Stated exercise =
Below are the records; pull every line that includes "this".

— Begin Provided material —

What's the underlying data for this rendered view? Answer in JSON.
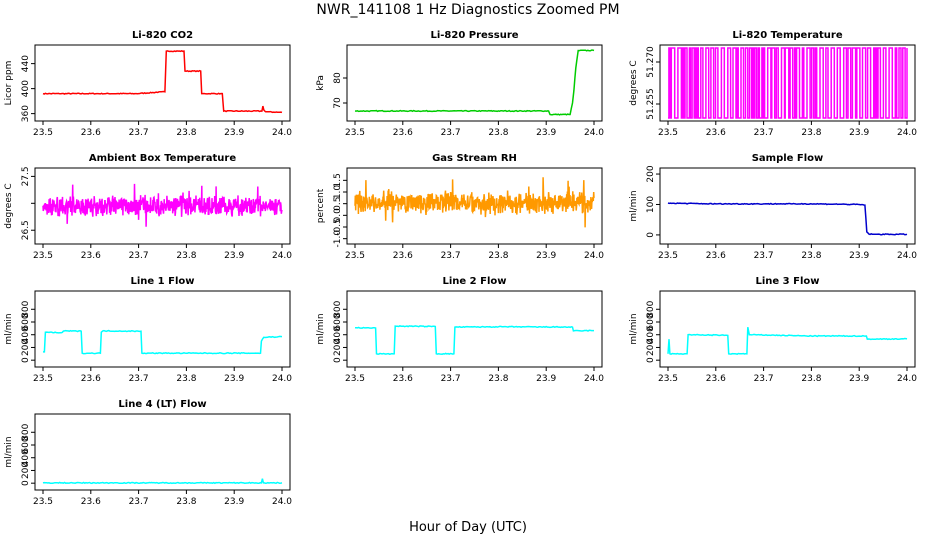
{
  "figure": {
    "title": "NWR_141108  1 Hz Diagnostics Zoomed PM",
    "xlabel": "Hour of Day (UTC)"
  },
  "chart_data": [
    {
      "type": "line",
      "title": "Li-820 CO2",
      "ylabel": "Licor ppm",
      "color": "#ff0000",
      "xlim": [
        23.5,
        24.0
      ],
      "ylim": [
        353,
        465
      ],
      "xticks": [
        "23.5",
        "23.6",
        "23.7",
        "23.8",
        "23.9",
        "24.0"
      ],
      "yticks": [
        360,
        400,
        440
      ],
      "x": [
        23.5,
        23.695,
        23.755,
        23.758,
        23.795,
        23.797,
        23.83,
        23.832,
        23.875,
        23.878,
        23.958,
        23.96,
        23.962,
        23.966,
        24.0
      ],
      "y": [
        392,
        392,
        395,
        460,
        460,
        428,
        428,
        392,
        392,
        364,
        364,
        372,
        366,
        363,
        362
      ]
    },
    {
      "type": "line",
      "title": "Li-820 Pressure",
      "ylabel": "kPa",
      "color": "#00cc00",
      "xlim": [
        23.5,
        24.0
      ],
      "ylim": [
        64,
        92
      ],
      "xticks": [
        "23.5",
        "23.6",
        "23.7",
        "23.8",
        "23.9",
        "24.0"
      ],
      "yticks": [
        70,
        80
      ],
      "x": [
        23.5,
        23.905,
        23.908,
        23.95,
        23.955,
        23.958,
        23.96,
        23.962,
        23.964,
        23.967,
        24.0
      ],
      "y": [
        66.8,
        66.8,
        65.4,
        65.4,
        70,
        75,
        80,
        84,
        87,
        91,
        91
      ]
    },
    {
      "type": "line",
      "title": "Li-820 Temperature",
      "ylabel": "degrees C",
      "color": "#ff00ff",
      "xlim": [
        23.5,
        24.0
      ],
      "ylim": [
        51.25,
        51.275
      ],
      "xticks": [
        "23.5",
        "23.6",
        "23.7",
        "23.8",
        "23.9",
        "24.0"
      ],
      "yticks": [
        51.255,
        51.27
      ],
      "ytick_labels": [
        "51.255",
        "51.270"
      ],
      "pattern": "toggle",
      "levels": [
        51.25,
        51.275
      ]
    },
    {
      "type": "line",
      "title": "Ambient Box Temperature",
      "ylabel": "degrees C",
      "color": "#ff00ff",
      "xlim": [
        23.5,
        24.0
      ],
      "ylim": [
        26.3,
        27.6
      ],
      "xticks": [
        "23.5",
        "23.6",
        "23.7",
        "23.8",
        "23.9",
        "24.0"
      ],
      "yticks": [
        26.5,
        27.0,
        27.5
      ],
      "ytick_labels": [
        "26.5",
        "",
        "27.5"
      ],
      "pattern": "noise",
      "center": 26.95,
      "amplitude": 0.22
    },
    {
      "type": "line",
      "title": "Gas Stream RH",
      "ylabel": "percent",
      "color": "#ff9900",
      "xlim": [
        23.5,
        24.0
      ],
      "ylim": [
        -1.1,
        1.9
      ],
      "xticks": [
        "23.5",
        "23.6",
        "23.7",
        "23.8",
        "23.9",
        "24.0"
      ],
      "yticks": [
        -1.0,
        -0.5,
        0.0,
        0.5,
        1.0,
        1.5
      ],
      "ytick_labels": [
        "-1.0",
        "-0.5",
        "0.0",
        "0.5",
        "1.0",
        "1.5"
      ],
      "pattern": "noise",
      "center": 0.55,
      "amplitude": 0.55
    },
    {
      "type": "line",
      "title": "Sample Flow",
      "ylabel": "ml/min",
      "color": "#0000cc",
      "xlim": [
        23.5,
        24.0
      ],
      "ylim": [
        -20,
        210
      ],
      "xticks": [
        "23.5",
        "23.6",
        "23.7",
        "23.8",
        "23.9",
        "24.0"
      ],
      "yticks": [
        0,
        100,
        200
      ],
      "x": [
        23.5,
        23.51,
        23.6,
        23.7,
        23.8,
        23.9,
        23.912,
        23.916,
        23.92,
        23.93,
        24.0
      ],
      "y": [
        105,
        104,
        102,
        102,
        102,
        100,
        98,
        10,
        3,
        2,
        2
      ]
    },
    {
      "type": "line",
      "title": "Line 1 Flow",
      "ylabel": "ml/min",
      "color": "#00ffff",
      "xlim": [
        23.5,
        24.0
      ],
      "ylim": [
        -60,
        1040
      ],
      "xticks": [
        "23.5",
        "23.6",
        "23.7",
        "23.8",
        "23.9",
        "24.0"
      ],
      "yticks": [
        0,
        200,
        400,
        600,
        800
      ],
      "x": [
        23.5,
        23.503,
        23.505,
        23.538,
        23.545,
        23.58,
        23.582,
        23.62,
        23.622,
        23.625,
        23.705,
        23.707,
        23.955,
        23.957,
        23.962,
        24.0
      ],
      "y": [
        130,
        130,
        440,
        430,
        460,
        455,
        110,
        110,
        440,
        460,
        455,
        110,
        110,
        300,
        360,
        370
      ]
    },
    {
      "type": "line",
      "title": "Line 2 Flow",
      "ylabel": "ml/min",
      "color": "#00ffff",
      "xlim": [
        23.5,
        24.0
      ],
      "ylim": [
        -60,
        1040
      ],
      "xticks": [
        "23.5",
        "23.6",
        "23.7",
        "23.8",
        "23.9",
        "24.0"
      ],
      "yticks": [
        0,
        200,
        400,
        600,
        800
      ],
      "x": [
        23.5,
        23.543,
        23.545,
        23.582,
        23.584,
        23.668,
        23.67,
        23.707,
        23.709,
        23.8,
        23.955,
        23.957,
        24.0
      ],
      "y": [
        510,
        505,
        100,
        100,
        535,
        530,
        100,
        100,
        520,
        525,
        520,
        460,
        465
      ]
    },
    {
      "type": "line",
      "title": "Line 3 Flow",
      "ylabel": "ml/min",
      "color": "#00ffff",
      "xlim": [
        23.5,
        24.0
      ],
      "ylim": [
        -60,
        1040
      ],
      "xticks": [
        "23.5",
        "23.6",
        "23.7",
        "23.8",
        "23.9",
        "24.0"
      ],
      "yticks": [
        0,
        200,
        400,
        600,
        800
      ],
      "x": [
        23.5,
        23.502,
        23.504,
        23.54,
        23.542,
        23.625,
        23.627,
        23.665,
        23.667,
        23.67,
        23.8,
        23.915,
        23.917,
        24.0
      ],
      "y": [
        100,
        330,
        100,
        100,
        400,
        390,
        100,
        100,
        520,
        400,
        380,
        380,
        330,
        335
      ]
    },
    {
      "type": "line",
      "title": "Line 4 (LT) Flow",
      "ylabel": "ml/min",
      "color": "#00ffff",
      "xlim": [
        23.5,
        24.0
      ],
      "ylim": [
        -60,
        1040
      ],
      "xticks": [
        "23.5",
        "23.6",
        "23.7",
        "23.8",
        "23.9",
        "24.0"
      ],
      "yticks": [
        0,
        200,
        400,
        600,
        800
      ],
      "x": [
        23.5,
        23.957,
        23.959,
        23.961,
        23.963,
        24.0
      ],
      "y": [
        5,
        5,
        70,
        5,
        5,
        5
      ]
    }
  ]
}
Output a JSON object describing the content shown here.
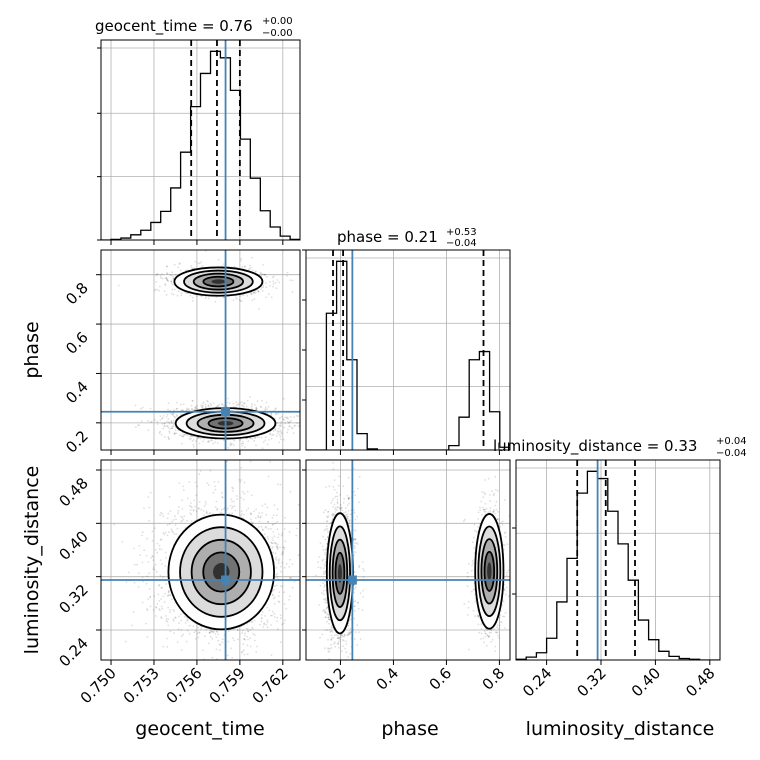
{
  "chart_data": {
    "type": "corner",
    "parameters": [
      "geocent_time",
      "phase",
      "luminosity_distance"
    ],
    "truths": {
      "geocent_time": 0.758,
      "phase": 0.245,
      "luminosity_distance": 0.315
    },
    "colors": {
      "truth": "#4682b4",
      "hist": "#000000",
      "grid": "#b0b0b0"
    },
    "grid": true,
    "diagonal": [
      {
        "param": "geocent_time",
        "title_label": "geocent_time = 0.76",
        "title_plus": "+0.00",
        "title_minus": "−0.00",
        "xlim": [
          0.7493,
          0.7632
        ],
        "quantiles": [
          0.7556,
          0.7574,
          0.759
        ],
        "bin_edges": [
          0.7493,
          0.74999,
          0.75069,
          0.75138,
          0.75208,
          0.75278,
          0.75347,
          0.75417,
          0.75486,
          0.75556,
          0.75625,
          0.75695,
          0.75764,
          0.75834,
          0.75904,
          0.75973,
          0.76043,
          0.76112,
          0.76182,
          0.76251,
          0.7632
        ],
        "counts": [
          0,
          1,
          3,
          8,
          15,
          27,
          44,
          80,
          135,
          205,
          256,
          290,
          280,
          230,
          155,
          95,
          45,
          20,
          6,
          1
        ]
      },
      {
        "param": "phase",
        "title_label": "phase = 0.21",
        "title_plus": "+0.53",
        "title_minus": "−0.04",
        "xlim": [
          0.07,
          0.84
        ],
        "quantiles": [
          0.172,
          0.21,
          0.74
        ],
        "bin_edges": [
          0.07,
          0.1085,
          0.147,
          0.1855,
          0.224,
          0.2625,
          0.301,
          0.3395,
          0.378,
          0.4165,
          0.455,
          0.4935,
          0.532,
          0.5705,
          0.609,
          0.6475,
          0.686,
          0.7245,
          0.763,
          0.8015,
          0.84
        ],
        "counts": [
          0,
          0,
          250,
          345,
          165,
          30,
          2,
          0,
          0,
          0,
          0,
          0,
          0,
          0,
          8,
          60,
          165,
          180,
          70,
          5
        ]
      },
      {
        "param": "luminosity_distance",
        "title_label": "luminosity_distance = 0.33",
        "title_plus": "+0.04",
        "title_minus": "−0.04",
        "xlim": [
          0.195,
          0.495
        ],
        "quantiles": [
          0.285,
          0.327,
          0.37
        ],
        "bin_edges": [
          0.195,
          0.21,
          0.225,
          0.24,
          0.255,
          0.27,
          0.285,
          0.3,
          0.315,
          0.33,
          0.345,
          0.36,
          0.375,
          0.39,
          0.405,
          0.42,
          0.435,
          0.45,
          0.465,
          0.48,
          0.495
        ],
        "counts": [
          1,
          4,
          10,
          30,
          80,
          140,
          230,
          260,
          250,
          205,
          160,
          110,
          55,
          28,
          12,
          5,
          2,
          1,
          0,
          0
        ]
      }
    ],
    "axes": {
      "geocent_time": {
        "label": "geocent_time",
        "ticks": [
          0.75,
          0.753,
          0.756,
          0.759,
          0.762
        ],
        "tick_labels": [
          "0.750",
          "0.753",
          "0.756",
          "0.759",
          "0.762"
        ]
      },
      "phase": {
        "label": "phase",
        "ylim": [
          0.09,
          0.9
        ],
        "xlim": [
          0.07,
          0.84
        ],
        "ticks": [
          0.2,
          0.4,
          0.6,
          0.8
        ],
        "tick_labels": [
          "0.2",
          "0.4",
          "0.6",
          "0.8"
        ]
      },
      "luminosity_distance": {
        "label": "luminosity_distance",
        "ylim": [
          0.195,
          0.495
        ],
        "xlim": [
          0.195,
          0.495
        ],
        "ticks": [
          0.24,
          0.32,
          0.4,
          0.48
        ],
        "tick_labels": [
          "0.24",
          "0.32",
          "0.40",
          "0.48"
        ]
      }
    },
    "hist_y_grid_fractions": [
      0.33,
      0.66,
      1.0
    ],
    "off_diagonal": [
      {
        "x": "geocent_time",
        "y": "phase",
        "clusters": [
          {
            "cx": 0.7575,
            "cy": 0.772,
            "sx": 0.0015,
            "sy": 0.028,
            "n": 900
          },
          {
            "cx": 0.758,
            "cy": 0.198,
            "sx": 0.0017,
            "sy": 0.03,
            "n": 1900
          }
        ]
      },
      {
        "x": "geocent_time",
        "y": "luminosity_distance",
        "clusters": [
          {
            "cx": 0.7577,
            "cy": 0.327,
            "sx": 0.0018,
            "sy": 0.042,
            "n": 2800
          }
        ]
      },
      {
        "x": "phase",
        "y": "luminosity_distance",
        "clusters": [
          {
            "cx": 0.198,
            "cy": 0.325,
            "sx": 0.024,
            "sy": 0.044,
            "n": 1900
          },
          {
            "cx": 0.762,
            "cy": 0.328,
            "sx": 0.026,
            "sy": 0.042,
            "n": 900
          }
        ]
      }
    ]
  }
}
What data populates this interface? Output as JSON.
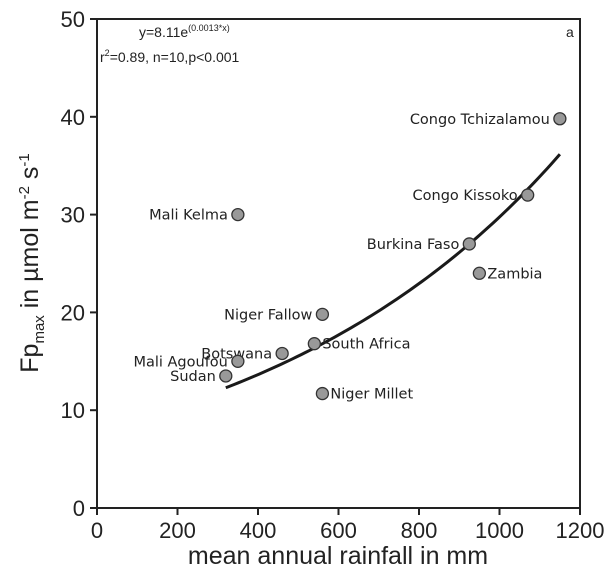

— End Provided material —

Response =
What's the underlying data for this rendered view? Answer in JSON.
What data populates this interface? Output as JSON.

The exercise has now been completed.